=== Written exercise ===
Show every line where "into" occurs.

=== Given entries ===

--- START ---

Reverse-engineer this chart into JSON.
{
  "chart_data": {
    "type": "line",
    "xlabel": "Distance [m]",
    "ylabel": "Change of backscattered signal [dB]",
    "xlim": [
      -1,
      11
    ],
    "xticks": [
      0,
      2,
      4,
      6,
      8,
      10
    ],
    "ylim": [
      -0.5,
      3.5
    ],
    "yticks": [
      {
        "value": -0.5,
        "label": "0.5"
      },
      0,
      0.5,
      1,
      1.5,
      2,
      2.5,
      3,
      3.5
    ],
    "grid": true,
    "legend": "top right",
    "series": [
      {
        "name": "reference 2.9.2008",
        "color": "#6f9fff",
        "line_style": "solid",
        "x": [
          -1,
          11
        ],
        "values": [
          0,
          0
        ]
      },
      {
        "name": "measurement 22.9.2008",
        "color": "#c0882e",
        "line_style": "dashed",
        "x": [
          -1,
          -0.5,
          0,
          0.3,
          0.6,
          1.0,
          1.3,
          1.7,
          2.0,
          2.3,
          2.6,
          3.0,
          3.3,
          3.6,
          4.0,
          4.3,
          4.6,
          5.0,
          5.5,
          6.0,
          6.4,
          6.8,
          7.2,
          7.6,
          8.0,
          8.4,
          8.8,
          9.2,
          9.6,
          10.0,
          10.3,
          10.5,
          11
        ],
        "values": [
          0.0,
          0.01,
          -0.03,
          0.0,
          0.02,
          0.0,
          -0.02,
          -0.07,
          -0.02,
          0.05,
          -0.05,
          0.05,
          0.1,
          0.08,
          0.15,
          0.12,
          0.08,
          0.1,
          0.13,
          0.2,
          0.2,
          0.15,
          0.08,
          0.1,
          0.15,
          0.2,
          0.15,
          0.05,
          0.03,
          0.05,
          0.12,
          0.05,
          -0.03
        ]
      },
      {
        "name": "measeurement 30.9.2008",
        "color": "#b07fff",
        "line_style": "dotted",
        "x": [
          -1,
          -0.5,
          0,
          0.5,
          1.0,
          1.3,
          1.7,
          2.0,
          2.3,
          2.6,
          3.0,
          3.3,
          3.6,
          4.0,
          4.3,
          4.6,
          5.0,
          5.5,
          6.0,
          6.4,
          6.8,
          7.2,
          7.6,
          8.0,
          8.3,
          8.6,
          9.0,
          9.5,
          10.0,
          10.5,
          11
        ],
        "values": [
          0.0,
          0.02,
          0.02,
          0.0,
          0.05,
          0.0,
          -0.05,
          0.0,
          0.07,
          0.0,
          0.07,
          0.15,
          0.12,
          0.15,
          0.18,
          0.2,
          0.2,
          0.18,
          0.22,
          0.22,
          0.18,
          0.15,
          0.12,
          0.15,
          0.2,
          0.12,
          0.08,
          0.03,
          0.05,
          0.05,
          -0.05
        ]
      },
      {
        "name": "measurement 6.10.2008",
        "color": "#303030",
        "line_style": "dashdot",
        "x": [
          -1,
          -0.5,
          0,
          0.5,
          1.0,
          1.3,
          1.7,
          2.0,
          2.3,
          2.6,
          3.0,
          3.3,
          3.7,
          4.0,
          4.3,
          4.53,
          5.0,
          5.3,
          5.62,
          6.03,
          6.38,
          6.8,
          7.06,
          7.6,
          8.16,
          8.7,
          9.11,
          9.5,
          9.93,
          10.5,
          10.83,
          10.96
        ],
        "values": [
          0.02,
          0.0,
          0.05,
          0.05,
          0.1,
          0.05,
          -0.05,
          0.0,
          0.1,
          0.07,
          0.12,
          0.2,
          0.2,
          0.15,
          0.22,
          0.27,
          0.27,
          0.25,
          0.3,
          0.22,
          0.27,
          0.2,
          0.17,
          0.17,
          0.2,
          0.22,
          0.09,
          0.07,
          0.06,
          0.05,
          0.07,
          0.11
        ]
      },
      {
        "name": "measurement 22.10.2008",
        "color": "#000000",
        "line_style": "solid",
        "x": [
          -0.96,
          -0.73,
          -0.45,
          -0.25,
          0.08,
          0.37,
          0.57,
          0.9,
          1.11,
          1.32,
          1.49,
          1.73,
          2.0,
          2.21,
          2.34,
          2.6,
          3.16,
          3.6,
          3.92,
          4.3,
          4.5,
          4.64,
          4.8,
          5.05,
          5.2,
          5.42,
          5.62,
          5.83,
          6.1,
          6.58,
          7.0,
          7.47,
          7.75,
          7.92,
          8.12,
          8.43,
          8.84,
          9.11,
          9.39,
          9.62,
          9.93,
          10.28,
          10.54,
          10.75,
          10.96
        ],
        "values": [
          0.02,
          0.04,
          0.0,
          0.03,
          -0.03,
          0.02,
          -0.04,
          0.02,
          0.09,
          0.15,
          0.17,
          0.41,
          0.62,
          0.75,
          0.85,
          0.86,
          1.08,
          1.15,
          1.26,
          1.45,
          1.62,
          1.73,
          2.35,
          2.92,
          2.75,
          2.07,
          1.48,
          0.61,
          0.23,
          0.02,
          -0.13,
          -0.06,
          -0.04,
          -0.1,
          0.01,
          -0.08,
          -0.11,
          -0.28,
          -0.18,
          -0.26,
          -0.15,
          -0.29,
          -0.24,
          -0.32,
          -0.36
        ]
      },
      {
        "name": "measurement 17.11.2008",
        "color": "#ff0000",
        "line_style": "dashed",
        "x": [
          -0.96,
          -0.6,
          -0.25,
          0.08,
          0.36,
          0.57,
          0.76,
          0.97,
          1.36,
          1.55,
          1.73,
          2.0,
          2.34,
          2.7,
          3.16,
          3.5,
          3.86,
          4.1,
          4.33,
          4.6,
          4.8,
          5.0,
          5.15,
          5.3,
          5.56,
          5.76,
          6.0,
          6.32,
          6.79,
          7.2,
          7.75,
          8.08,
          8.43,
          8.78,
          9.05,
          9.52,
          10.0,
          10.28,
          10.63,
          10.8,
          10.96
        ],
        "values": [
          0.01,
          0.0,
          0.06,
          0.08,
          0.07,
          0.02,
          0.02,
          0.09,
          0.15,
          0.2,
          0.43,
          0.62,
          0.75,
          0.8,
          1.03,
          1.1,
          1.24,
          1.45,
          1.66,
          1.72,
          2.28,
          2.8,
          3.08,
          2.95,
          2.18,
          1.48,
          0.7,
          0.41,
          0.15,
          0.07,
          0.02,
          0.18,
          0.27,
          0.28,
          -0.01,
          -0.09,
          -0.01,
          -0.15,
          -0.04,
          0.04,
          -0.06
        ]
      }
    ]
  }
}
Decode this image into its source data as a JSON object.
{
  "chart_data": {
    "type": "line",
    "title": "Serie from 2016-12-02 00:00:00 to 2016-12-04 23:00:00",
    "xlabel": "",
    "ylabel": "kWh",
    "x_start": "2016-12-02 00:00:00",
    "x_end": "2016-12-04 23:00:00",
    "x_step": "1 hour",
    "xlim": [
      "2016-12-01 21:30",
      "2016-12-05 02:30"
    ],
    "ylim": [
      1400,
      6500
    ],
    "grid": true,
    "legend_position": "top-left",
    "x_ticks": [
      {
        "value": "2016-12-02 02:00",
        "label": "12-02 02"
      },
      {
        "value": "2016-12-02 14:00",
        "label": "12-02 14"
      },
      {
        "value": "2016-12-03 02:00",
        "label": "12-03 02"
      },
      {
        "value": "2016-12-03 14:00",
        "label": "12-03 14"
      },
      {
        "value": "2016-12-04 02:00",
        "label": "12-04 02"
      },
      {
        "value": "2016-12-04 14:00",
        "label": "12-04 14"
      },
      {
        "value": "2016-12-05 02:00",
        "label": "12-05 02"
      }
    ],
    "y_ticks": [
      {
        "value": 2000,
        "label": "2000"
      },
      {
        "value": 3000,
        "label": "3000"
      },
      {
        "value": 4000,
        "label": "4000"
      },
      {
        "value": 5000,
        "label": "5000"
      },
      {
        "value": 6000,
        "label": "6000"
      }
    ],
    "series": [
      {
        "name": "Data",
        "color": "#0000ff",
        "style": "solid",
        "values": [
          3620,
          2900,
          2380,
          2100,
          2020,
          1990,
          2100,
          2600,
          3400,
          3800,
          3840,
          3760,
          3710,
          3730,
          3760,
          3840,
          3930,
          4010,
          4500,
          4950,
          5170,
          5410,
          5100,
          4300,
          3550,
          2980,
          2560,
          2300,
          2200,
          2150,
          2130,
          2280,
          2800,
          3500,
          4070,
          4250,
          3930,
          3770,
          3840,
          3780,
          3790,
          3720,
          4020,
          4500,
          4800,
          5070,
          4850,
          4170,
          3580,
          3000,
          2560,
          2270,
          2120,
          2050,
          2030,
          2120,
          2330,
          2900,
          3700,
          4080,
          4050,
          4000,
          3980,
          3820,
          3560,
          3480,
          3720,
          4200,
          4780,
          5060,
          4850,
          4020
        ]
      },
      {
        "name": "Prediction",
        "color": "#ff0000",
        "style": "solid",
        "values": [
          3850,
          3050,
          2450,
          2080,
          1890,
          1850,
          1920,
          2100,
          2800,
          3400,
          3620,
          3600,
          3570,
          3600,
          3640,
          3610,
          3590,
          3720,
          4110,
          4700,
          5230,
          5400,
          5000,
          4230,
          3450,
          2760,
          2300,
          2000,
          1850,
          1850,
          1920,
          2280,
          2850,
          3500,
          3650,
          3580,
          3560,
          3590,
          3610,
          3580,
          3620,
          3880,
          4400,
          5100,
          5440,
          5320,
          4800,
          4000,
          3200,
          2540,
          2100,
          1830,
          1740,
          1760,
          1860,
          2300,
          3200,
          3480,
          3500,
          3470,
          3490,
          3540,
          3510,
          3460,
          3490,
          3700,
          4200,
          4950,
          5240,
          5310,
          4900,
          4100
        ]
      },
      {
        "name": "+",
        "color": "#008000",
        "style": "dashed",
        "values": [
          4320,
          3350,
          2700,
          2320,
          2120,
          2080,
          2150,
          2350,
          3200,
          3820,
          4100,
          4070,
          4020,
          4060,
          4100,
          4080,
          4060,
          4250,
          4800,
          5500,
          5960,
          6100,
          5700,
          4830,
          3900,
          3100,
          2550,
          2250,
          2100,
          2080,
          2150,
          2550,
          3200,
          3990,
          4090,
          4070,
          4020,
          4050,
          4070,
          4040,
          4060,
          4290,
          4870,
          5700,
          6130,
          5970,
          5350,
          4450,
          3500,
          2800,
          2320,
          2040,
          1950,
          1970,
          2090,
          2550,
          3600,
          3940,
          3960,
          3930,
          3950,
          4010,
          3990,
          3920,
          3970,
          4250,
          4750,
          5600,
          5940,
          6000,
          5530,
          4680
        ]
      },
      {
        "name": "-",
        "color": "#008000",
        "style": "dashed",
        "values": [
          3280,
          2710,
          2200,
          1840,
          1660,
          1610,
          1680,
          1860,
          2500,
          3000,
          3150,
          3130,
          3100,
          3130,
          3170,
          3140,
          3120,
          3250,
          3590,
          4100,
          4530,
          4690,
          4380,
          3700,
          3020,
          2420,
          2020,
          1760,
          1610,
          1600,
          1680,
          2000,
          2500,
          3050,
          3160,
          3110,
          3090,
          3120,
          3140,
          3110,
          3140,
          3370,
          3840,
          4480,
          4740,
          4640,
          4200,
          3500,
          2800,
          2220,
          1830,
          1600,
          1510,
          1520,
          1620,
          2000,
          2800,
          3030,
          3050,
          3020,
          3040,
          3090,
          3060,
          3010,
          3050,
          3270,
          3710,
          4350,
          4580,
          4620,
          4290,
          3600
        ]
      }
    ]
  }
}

--- END ---

=== Response for this exercise ===
Reverse-engineer this chart into JSON.
Decode this image into its source data as a JSON object.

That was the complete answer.